======== Task input ========

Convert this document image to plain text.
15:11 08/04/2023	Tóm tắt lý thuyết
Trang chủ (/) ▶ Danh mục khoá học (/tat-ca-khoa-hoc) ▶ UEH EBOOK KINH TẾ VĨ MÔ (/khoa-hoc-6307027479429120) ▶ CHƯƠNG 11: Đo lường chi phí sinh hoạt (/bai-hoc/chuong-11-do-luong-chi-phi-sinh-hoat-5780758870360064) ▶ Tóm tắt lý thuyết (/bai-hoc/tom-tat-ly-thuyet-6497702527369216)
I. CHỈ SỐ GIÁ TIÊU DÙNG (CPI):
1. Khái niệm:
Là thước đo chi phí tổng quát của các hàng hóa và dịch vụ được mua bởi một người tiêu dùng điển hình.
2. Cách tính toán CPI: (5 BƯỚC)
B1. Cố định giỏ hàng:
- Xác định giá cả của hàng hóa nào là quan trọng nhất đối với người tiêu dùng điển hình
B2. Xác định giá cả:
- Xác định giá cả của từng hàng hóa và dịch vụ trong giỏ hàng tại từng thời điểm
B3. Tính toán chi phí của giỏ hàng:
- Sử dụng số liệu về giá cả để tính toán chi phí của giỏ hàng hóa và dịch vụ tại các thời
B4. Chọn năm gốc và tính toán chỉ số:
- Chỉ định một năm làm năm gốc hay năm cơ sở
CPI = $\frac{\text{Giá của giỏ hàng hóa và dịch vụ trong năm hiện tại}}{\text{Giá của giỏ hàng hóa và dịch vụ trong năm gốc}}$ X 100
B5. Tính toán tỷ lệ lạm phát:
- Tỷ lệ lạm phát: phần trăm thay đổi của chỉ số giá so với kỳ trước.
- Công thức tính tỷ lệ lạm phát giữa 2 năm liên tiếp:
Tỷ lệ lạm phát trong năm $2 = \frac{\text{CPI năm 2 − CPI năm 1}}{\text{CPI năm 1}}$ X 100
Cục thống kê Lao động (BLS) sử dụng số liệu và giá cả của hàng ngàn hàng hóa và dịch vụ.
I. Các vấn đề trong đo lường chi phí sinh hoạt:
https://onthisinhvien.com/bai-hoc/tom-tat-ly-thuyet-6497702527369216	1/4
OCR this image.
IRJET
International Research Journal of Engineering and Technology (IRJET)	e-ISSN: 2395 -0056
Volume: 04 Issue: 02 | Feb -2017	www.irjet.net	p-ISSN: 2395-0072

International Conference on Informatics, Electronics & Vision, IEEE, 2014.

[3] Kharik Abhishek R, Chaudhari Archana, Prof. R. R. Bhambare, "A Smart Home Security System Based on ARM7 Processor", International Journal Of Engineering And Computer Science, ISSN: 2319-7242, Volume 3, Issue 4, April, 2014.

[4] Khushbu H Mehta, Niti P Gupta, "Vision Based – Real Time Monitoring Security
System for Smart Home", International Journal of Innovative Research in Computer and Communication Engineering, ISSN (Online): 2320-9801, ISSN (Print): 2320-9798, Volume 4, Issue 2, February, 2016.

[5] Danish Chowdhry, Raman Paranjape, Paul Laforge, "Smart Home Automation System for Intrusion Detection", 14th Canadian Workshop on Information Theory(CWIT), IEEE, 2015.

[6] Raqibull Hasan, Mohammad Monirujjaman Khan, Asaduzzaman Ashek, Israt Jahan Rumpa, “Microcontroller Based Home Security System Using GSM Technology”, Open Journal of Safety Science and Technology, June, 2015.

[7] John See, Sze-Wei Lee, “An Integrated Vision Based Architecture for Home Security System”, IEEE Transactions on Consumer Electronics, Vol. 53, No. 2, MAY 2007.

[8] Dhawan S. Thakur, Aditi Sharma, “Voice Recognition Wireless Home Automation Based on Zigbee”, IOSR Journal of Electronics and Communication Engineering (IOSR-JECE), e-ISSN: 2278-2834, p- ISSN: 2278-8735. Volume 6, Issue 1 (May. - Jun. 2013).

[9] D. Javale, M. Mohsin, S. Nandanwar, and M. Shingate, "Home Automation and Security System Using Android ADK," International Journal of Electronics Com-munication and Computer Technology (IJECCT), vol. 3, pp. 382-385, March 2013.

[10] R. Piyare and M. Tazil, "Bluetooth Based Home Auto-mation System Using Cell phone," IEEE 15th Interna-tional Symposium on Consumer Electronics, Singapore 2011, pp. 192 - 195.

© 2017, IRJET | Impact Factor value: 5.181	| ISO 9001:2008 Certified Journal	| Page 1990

========

Search the preceding listing for "liệu" and extract every line where it is found.

- Sử dụng số liệu về giá cả để tính toán chi phí của giỏ hàng hóa và dịch vụ tại các thời
Cục thống kê Lao động (BLS) sử dụng số liệu và giá cả của hàng ngàn hàng hóa và dịch vụ.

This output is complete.